Your task is to copy the listing exactly. Drop any pictures from the copy.

——————

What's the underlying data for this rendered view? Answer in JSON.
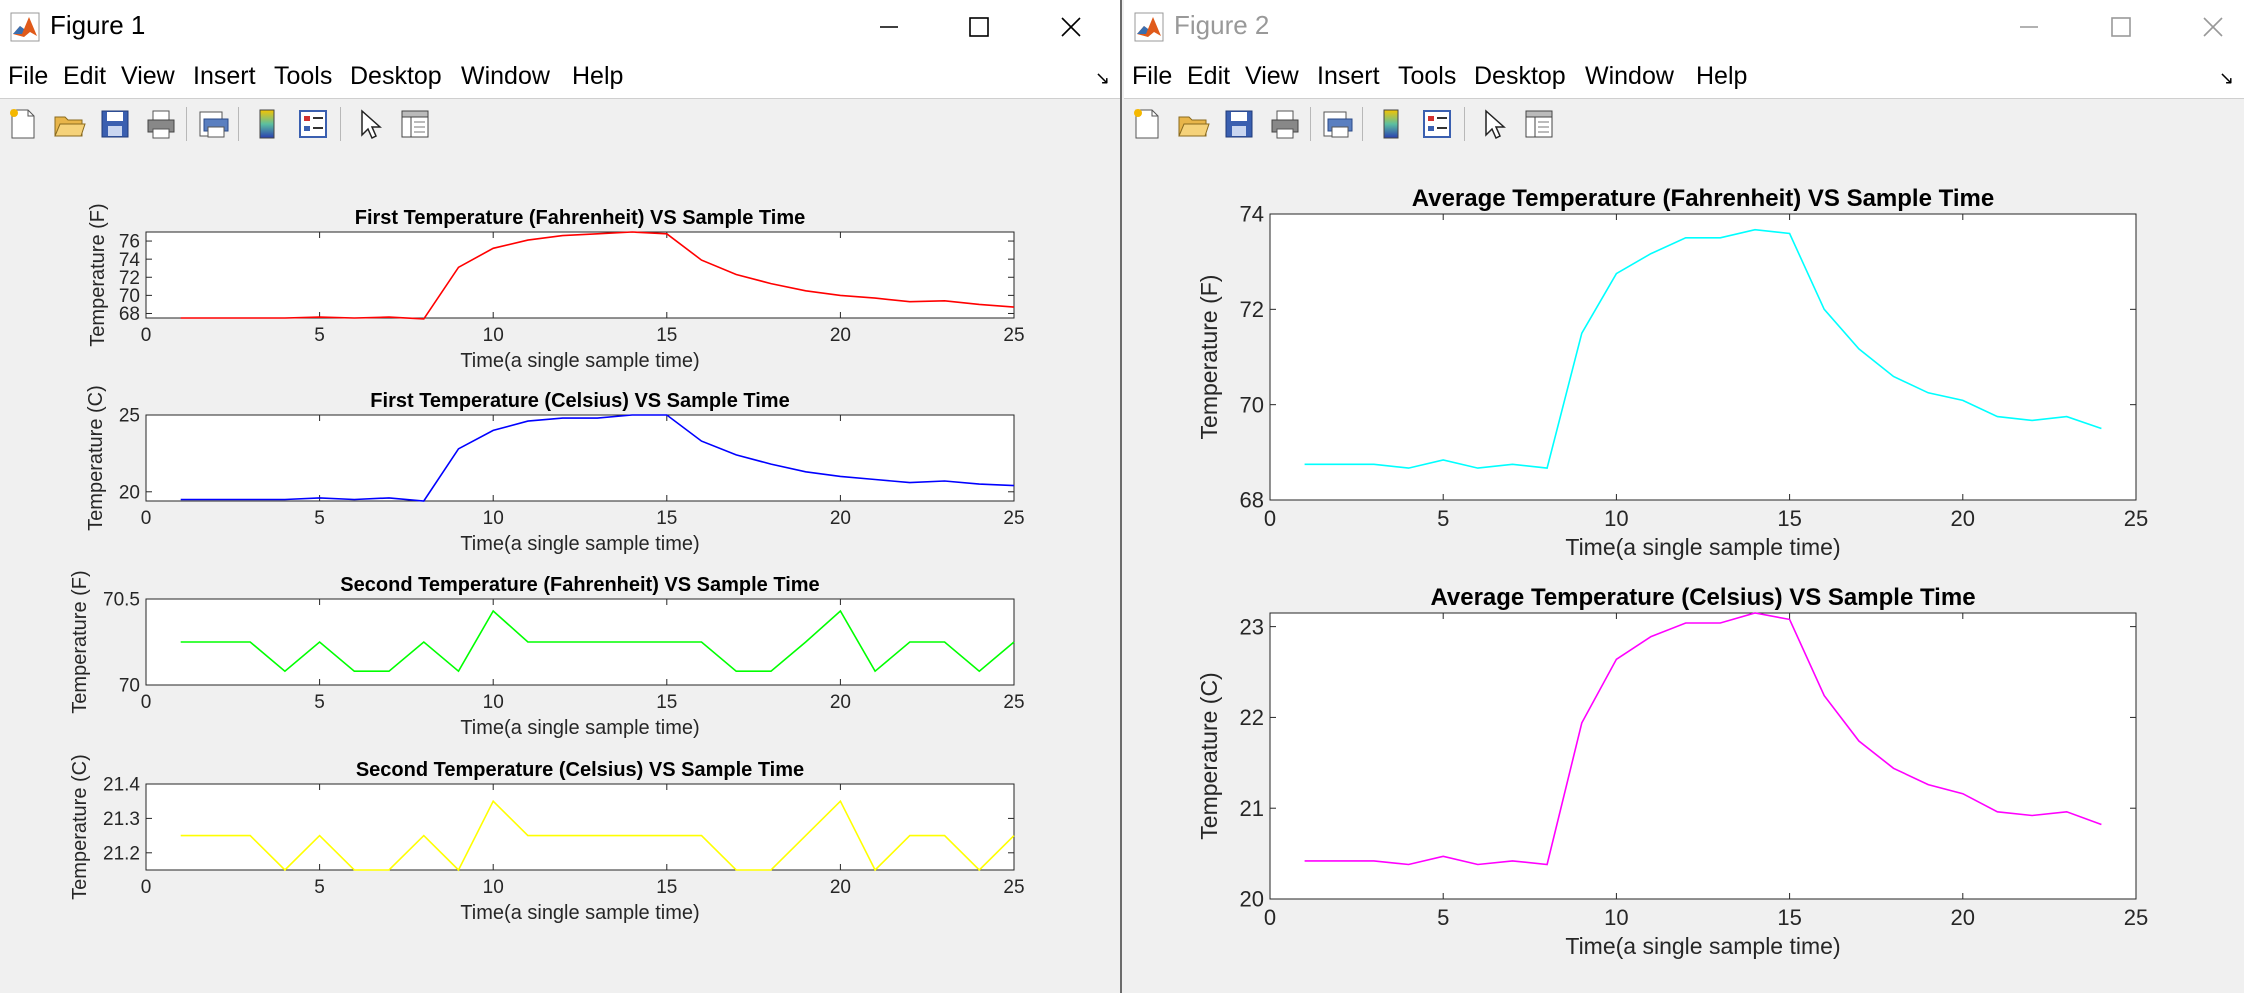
{
  "windows": [
    {
      "title": "Figure 1",
      "active": true,
      "menu": [
        "File",
        "Edit",
        "View",
        "Insert",
        "Tools",
        "Desktop",
        "Window",
        "Help"
      ],
      "plots": [
        {
          "title": "First Temperature (Fahrenheit) VS Sample Time",
          "xlabel": "Time(a single sample time)",
          "ylabel": "Temperature (F)",
          "color": "#ff0000"
        },
        {
          "title": "First Temperature (Celsius) VS Sample Time",
          "xlabel": "Time(a single sample time)",
          "ylabel": "Temperature (C)",
          "color": "#0000ff"
        },
        {
          "title": "Second Temperature (Fahrenheit) VS Sample Time",
          "xlabel": "Time(a single sample time)",
          "ylabel": "Temperature (F)",
          "color": "#00ff00"
        },
        {
          "title": "Second Temperature (Celsius) VS Sample Time",
          "xlabel": "Time(a single sample time)",
          "ylabel": "Temperature (C)",
          "color": "#ffff00"
        }
      ]
    },
    {
      "title": "Figure 2",
      "active": false,
      "menu": [
        "File",
        "Edit",
        "View",
        "Insert",
        "Tools",
        "Desktop",
        "Window",
        "Help"
      ],
      "plots": [
        {
          "title": "Average Temperature (Fahrenheit) VS Sample Time",
          "xlabel": "Time(a single sample time)",
          "ylabel": "Temperature (F)",
          "color": "#00ffff"
        },
        {
          "title": "Average Temperature (Celsius) VS Sample Time",
          "xlabel": "Time(a single sample time)",
          "ylabel": "Temperature (C)",
          "color": "#ff00ff"
        }
      ]
    }
  ],
  "toolbar_icons": [
    "new-file-icon",
    "open-folder-icon",
    "save-icon",
    "print-icon",
    "print-preview-icon",
    "colorbar-icon",
    "legend-icon",
    "pointer-icon",
    "property-inspector-icon"
  ],
  "chart_data": [
    {
      "type": "line",
      "title": "First Temperature (Fahrenheit) VS Sample Time",
      "xlabel": "Time(a single sample time)",
      "ylabel": "Temperature (F)",
      "xlim": [
        0,
        25
      ],
      "ylim": [
        67.5,
        77
      ],
      "xticks": [
        0,
        5,
        10,
        15,
        20,
        25
      ],
      "yticks": [
        68,
        70,
        72,
        74,
        76
      ],
      "x": [
        1,
        2,
        3,
        4,
        5,
        6,
        7,
        8,
        9,
        10,
        11,
        12,
        13,
        14,
        15,
        16,
        17,
        18,
        19,
        20,
        21,
        22,
        23,
        24,
        25
      ],
      "values": [
        67.5,
        67.5,
        67.5,
        67.5,
        67.6,
        67.5,
        67.6,
        67.4,
        73.1,
        75.2,
        76.1,
        76.6,
        76.8,
        77.0,
        76.8,
        73.9,
        72.3,
        71.3,
        70.5,
        70.0,
        69.7,
        69.3,
        69.4,
        69.0,
        68.7
      ]
    },
    {
      "type": "line",
      "title": "First Temperature (Celsius) VS Sample Time",
      "xlabel": "Time(a single sample time)",
      "ylabel": "Temperature (C)",
      "xlim": [
        0,
        25
      ],
      "ylim": [
        19.4,
        25
      ],
      "xticks": [
        0,
        5,
        10,
        15,
        20,
        25
      ],
      "yticks": [
        20,
        25
      ],
      "x": [
        1,
        2,
        3,
        4,
        5,
        6,
        7,
        8,
        9,
        10,
        11,
        12,
        13,
        14,
        15,
        16,
        17,
        18,
        19,
        20,
        21,
        22,
        23,
        24,
        25
      ],
      "values": [
        19.5,
        19.5,
        19.5,
        19.5,
        19.6,
        19.5,
        19.6,
        19.4,
        22.8,
        24.0,
        24.6,
        24.8,
        24.8,
        25.0,
        25.0,
        23.3,
        22.4,
        21.8,
        21.3,
        21.0,
        20.8,
        20.6,
        20.7,
        20.5,
        20.4
      ]
    },
    {
      "type": "line",
      "title": "Second Temperature (Fahrenheit) VS Sample Time",
      "xlabel": "Time(a single sample time)",
      "ylabel": "Temperature (F)",
      "xlim": [
        0,
        25
      ],
      "ylim": [
        70,
        70.5
      ],
      "xticks": [
        0,
        5,
        10,
        15,
        20,
        25
      ],
      "yticks": [
        70,
        70.5
      ],
      "x": [
        1,
        2,
        3,
        4,
        5,
        6,
        7,
        8,
        9,
        10,
        11,
        12,
        13,
        14,
        15,
        16,
        17,
        18,
        19,
        20,
        21,
        22,
        23,
        24,
        25
      ],
      "values": [
        70.25,
        70.25,
        70.25,
        70.08,
        70.25,
        70.08,
        70.08,
        70.25,
        70.08,
        70.43,
        70.25,
        70.25,
        70.25,
        70.25,
        70.25,
        70.25,
        70.08,
        70.08,
        70.25,
        70.43,
        70.08,
        70.25,
        70.25,
        70.08,
        70.25
      ]
    },
    {
      "type": "line",
      "title": "Second Temperature (Celsius) VS Sample Time",
      "xlabel": "Time(a single sample time)",
      "ylabel": "Temperature (C)",
      "xlim": [
        0,
        25
      ],
      "ylim": [
        21.15,
        21.4
      ],
      "xticks": [
        0,
        5,
        10,
        15,
        20,
        25
      ],
      "yticks": [
        21.2,
        21.3,
        21.4
      ],
      "x": [
        1,
        2,
        3,
        4,
        5,
        6,
        7,
        8,
        9,
        10,
        11,
        12,
        13,
        14,
        15,
        16,
        17,
        18,
        19,
        20,
        21,
        22,
        23,
        24,
        25
      ],
      "values": [
        21.25,
        21.25,
        21.25,
        21.15,
        21.25,
        21.15,
        21.15,
        21.25,
        21.15,
        21.35,
        21.25,
        21.25,
        21.25,
        21.25,
        21.25,
        21.25,
        21.15,
        21.15,
        21.25,
        21.35,
        21.15,
        21.25,
        21.25,
        21.15,
        21.25
      ]
    },
    {
      "type": "line",
      "title": "Average Temperature (Fahrenheit) VS Sample Time",
      "xlabel": "Time(a single sample time)",
      "ylabel": "Temperature (F)",
      "xlim": [
        0,
        25
      ],
      "ylim": [
        68,
        74
      ],
      "xticks": [
        0,
        5,
        10,
        15,
        20,
        25
      ],
      "yticks": [
        68,
        70,
        72,
        74
      ],
      "x": [
        1,
        2,
        3,
        4,
        5,
        6,
        7,
        8,
        9,
        10,
        11,
        12,
        13,
        14,
        15,
        16,
        17,
        18,
        19,
        20,
        21,
        22,
        23,
        24
      ],
      "values": [
        68.75,
        68.75,
        68.75,
        68.67,
        68.84,
        68.67,
        68.75,
        68.67,
        71.5,
        72.75,
        73.17,
        73.5,
        73.5,
        73.67,
        73.59,
        72.0,
        71.17,
        70.59,
        70.25,
        70.09,
        69.75,
        69.67,
        69.75,
        69.5
      ]
    },
    {
      "type": "line",
      "title": "Average Temperature (Celsius) VS Sample Time",
      "xlabel": "Time(a single sample time)",
      "ylabel": "Temperature (C)",
      "xlim": [
        0,
        25
      ],
      "ylim": [
        20,
        23.15
      ],
      "xticks": [
        0,
        5,
        10,
        15,
        20,
        25
      ],
      "yticks": [
        20,
        21,
        22,
        23
      ],
      "x": [
        1,
        2,
        3,
        4,
        5,
        6,
        7,
        8,
        9,
        10,
        11,
        12,
        13,
        14,
        15,
        16,
        17,
        18,
        19,
        20,
        21,
        22,
        23,
        24
      ],
      "values": [
        20.42,
        20.42,
        20.42,
        20.38,
        20.47,
        20.38,
        20.42,
        20.38,
        21.94,
        22.64,
        22.89,
        23.04,
        23.04,
        23.15,
        23.08,
        22.24,
        21.74,
        21.44,
        21.26,
        21.16,
        20.96,
        20.92,
        20.96,
        20.82
      ]
    }
  ]
}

——————

**Solution to the exercise:**
What's the underlying data for this rendered view? Answer in JSON.
{
  "windows": [
    {
      "title": "Figure 1",
      "active": true,
      "menu": [
        "File",
        "Edit",
        "View",
        "Insert",
        "Tools",
        "Desktop",
        "Window",
        "Help"
      ],
      "plots": [
        {
          "title": "First Temperature (Fahrenheit) VS Sample Time",
          "xlabel": "Time(a single sample time)",
          "ylabel": "Temperature (F)",
          "color": "#ff0000"
        },
        {
          "title": "First Temperature (Celsius) VS Sample Time",
          "xlabel": "Time(a single sample time)",
          "ylabel": "Temperature (C)",
          "color": "#0000ff"
        },
        {
          "title": "Second Temperature (Fahrenheit) VS Sample Time",
          "xlabel": "Time(a single sample time)",
          "ylabel": "Temperature (F)",
          "color": "#00ff00"
        },
        {
          "title": "Second Temperature (Celsius) VS Sample Time",
          "xlabel": "Time(a single sample time)",
          "ylabel": "Temperature (C)",
          "color": "#ffff00"
        }
      ]
    },
    {
      "title": "Figure 2",
      "active": false,
      "menu": [
        "File",
        "Edit",
        "View",
        "Insert",
        "Tools",
        "Desktop",
        "Window",
        "Help"
      ],
      "plots": [
        {
          "title": "Average Temperature (Fahrenheit) VS Sample Time",
          "xlabel": "Time(a single sample time)",
          "ylabel": "Temperature (F)",
          "color": "#00ffff"
        },
        {
          "title": "Average Temperature (Celsius) VS Sample Time",
          "xlabel": "Time(a single sample time)",
          "ylabel": "Temperature (C)",
          "color": "#ff00ff"
        }
      ]
    }
  ],
  "toolbar_icons": [
    "new-file-icon",
    "open-folder-icon",
    "save-icon",
    "print-icon",
    "print-preview-icon",
    "colorbar-icon",
    "legend-icon",
    "pointer-icon",
    "property-inspector-icon"
  ],
  "chart_data": [
    {
      "type": "line",
      "title": "First Temperature (Fahrenheit) VS Sample Time",
      "xlabel": "Time(a single sample time)",
      "ylabel": "Temperature (F)",
      "xlim": [
        0,
        25
      ],
      "ylim": [
        67.5,
        77
      ],
      "xticks": [
        0,
        5,
        10,
        15,
        20,
        25
      ],
      "yticks": [
        68,
        70,
        72,
        74,
        76
      ],
      "x": [
        1,
        2,
        3,
        4,
        5,
        6,
        7,
        8,
        9,
        10,
        11,
        12,
        13,
        14,
        15,
        16,
        17,
        18,
        19,
        20,
        21,
        22,
        23,
        24,
        25
      ],
      "values": [
        67.5,
        67.5,
        67.5,
        67.5,
        67.6,
        67.5,
        67.6,
        67.4,
        73.1,
        75.2,
        76.1,
        76.6,
        76.8,
        77.0,
        76.8,
        73.9,
        72.3,
        71.3,
        70.5,
        70.0,
        69.7,
        69.3,
        69.4,
        69.0,
        68.7
      ]
    },
    {
      "type": "line",
      "title": "First Temperature (Celsius) VS Sample Time",
      "xlabel": "Time(a single sample time)",
      "ylabel": "Temperature (C)",
      "xlim": [
        0,
        25
      ],
      "ylim": [
        19.4,
        25
      ],
      "xticks": [
        0,
        5,
        10,
        15,
        20,
        25
      ],
      "yticks": [
        20,
        25
      ],
      "x": [
        1,
        2,
        3,
        4,
        5,
        6,
        7,
        8,
        9,
        10,
        11,
        12,
        13,
        14,
        15,
        16,
        17,
        18,
        19,
        20,
        21,
        22,
        23,
        24,
        25
      ],
      "values": [
        19.5,
        19.5,
        19.5,
        19.5,
        19.6,
        19.5,
        19.6,
        19.4,
        22.8,
        24.0,
        24.6,
        24.8,
        24.8,
        25.0,
        25.0,
        23.3,
        22.4,
        21.8,
        21.3,
        21.0,
        20.8,
        20.6,
        20.7,
        20.5,
        20.4
      ]
    },
    {
      "type": "line",
      "title": "Second Temperature (Fahrenheit) VS Sample Time",
      "xlabel": "Time(a single sample time)",
      "ylabel": "Temperature (F)",
      "xlim": [
        0,
        25
      ],
      "ylim": [
        70,
        70.5
      ],
      "xticks": [
        0,
        5,
        10,
        15,
        20,
        25
      ],
      "yticks": [
        70,
        70.5
      ],
      "x": [
        1,
        2,
        3,
        4,
        5,
        6,
        7,
        8,
        9,
        10,
        11,
        12,
        13,
        14,
        15,
        16,
        17,
        18,
        19,
        20,
        21,
        22,
        23,
        24,
        25
      ],
      "values": [
        70.25,
        70.25,
        70.25,
        70.08,
        70.25,
        70.08,
        70.08,
        70.25,
        70.08,
        70.43,
        70.25,
        70.25,
        70.25,
        70.25,
        70.25,
        70.25,
        70.08,
        70.08,
        70.25,
        70.43,
        70.08,
        70.25,
        70.25,
        70.08,
        70.25
      ]
    },
    {
      "type": "line",
      "title": "Second Temperature (Celsius) VS Sample Time",
      "xlabel": "Time(a single sample time)",
      "ylabel": "Temperature (C)",
      "xlim": [
        0,
        25
      ],
      "ylim": [
        21.15,
        21.4
      ],
      "xticks": [
        0,
        5,
        10,
        15,
        20,
        25
      ],
      "yticks": [
        21.2,
        21.3,
        21.4
      ],
      "x": [
        1,
        2,
        3,
        4,
        5,
        6,
        7,
        8,
        9,
        10,
        11,
        12,
        13,
        14,
        15,
        16,
        17,
        18,
        19,
        20,
        21,
        22,
        23,
        24,
        25
      ],
      "values": [
        21.25,
        21.25,
        21.25,
        21.15,
        21.25,
        21.15,
        21.15,
        21.25,
        21.15,
        21.35,
        21.25,
        21.25,
        21.25,
        21.25,
        21.25,
        21.25,
        21.15,
        21.15,
        21.25,
        21.35,
        21.15,
        21.25,
        21.25,
        21.15,
        21.25
      ]
    },
    {
      "type": "line",
      "title": "Average Temperature (Fahrenheit) VS Sample Time",
      "xlabel": "Time(a single sample time)",
      "ylabel": "Temperature (F)",
      "xlim": [
        0,
        25
      ],
      "ylim": [
        68,
        74
      ],
      "xticks": [
        0,
        5,
        10,
        15,
        20,
        25
      ],
      "yticks": [
        68,
        70,
        72,
        74
      ],
      "x": [
        1,
        2,
        3,
        4,
        5,
        6,
        7,
        8,
        9,
        10,
        11,
        12,
        13,
        14,
        15,
        16,
        17,
        18,
        19,
        20,
        21,
        22,
        23,
        24
      ],
      "values": [
        68.75,
        68.75,
        68.75,
        68.67,
        68.84,
        68.67,
        68.75,
        68.67,
        71.5,
        72.75,
        73.17,
        73.5,
        73.5,
        73.67,
        73.59,
        72.0,
        71.17,
        70.59,
        70.25,
        70.09,
        69.75,
        69.67,
        69.75,
        69.5
      ]
    },
    {
      "type": "line",
      "title": "Average Temperature (Celsius) VS Sample Time",
      "xlabel": "Time(a single sample time)",
      "ylabel": "Temperature (C)",
      "xlim": [
        0,
        25
      ],
      "ylim": [
        20,
        23.15
      ],
      "xticks": [
        0,
        5,
        10,
        15,
        20,
        25
      ],
      "yticks": [
        20,
        21,
        22,
        23
      ],
      "x": [
        1,
        2,
        3,
        4,
        5,
        6,
        7,
        8,
        9,
        10,
        11,
        12,
        13,
        14,
        15,
        16,
        17,
        18,
        19,
        20,
        21,
        22,
        23,
        24
      ],
      "values": [
        20.42,
        20.42,
        20.42,
        20.38,
        20.47,
        20.38,
        20.42,
        20.38,
        21.94,
        22.64,
        22.89,
        23.04,
        23.04,
        23.15,
        23.08,
        22.24,
        21.74,
        21.44,
        21.26,
        21.16,
        20.96,
        20.92,
        20.96,
        20.82
      ]
    }
  ]
}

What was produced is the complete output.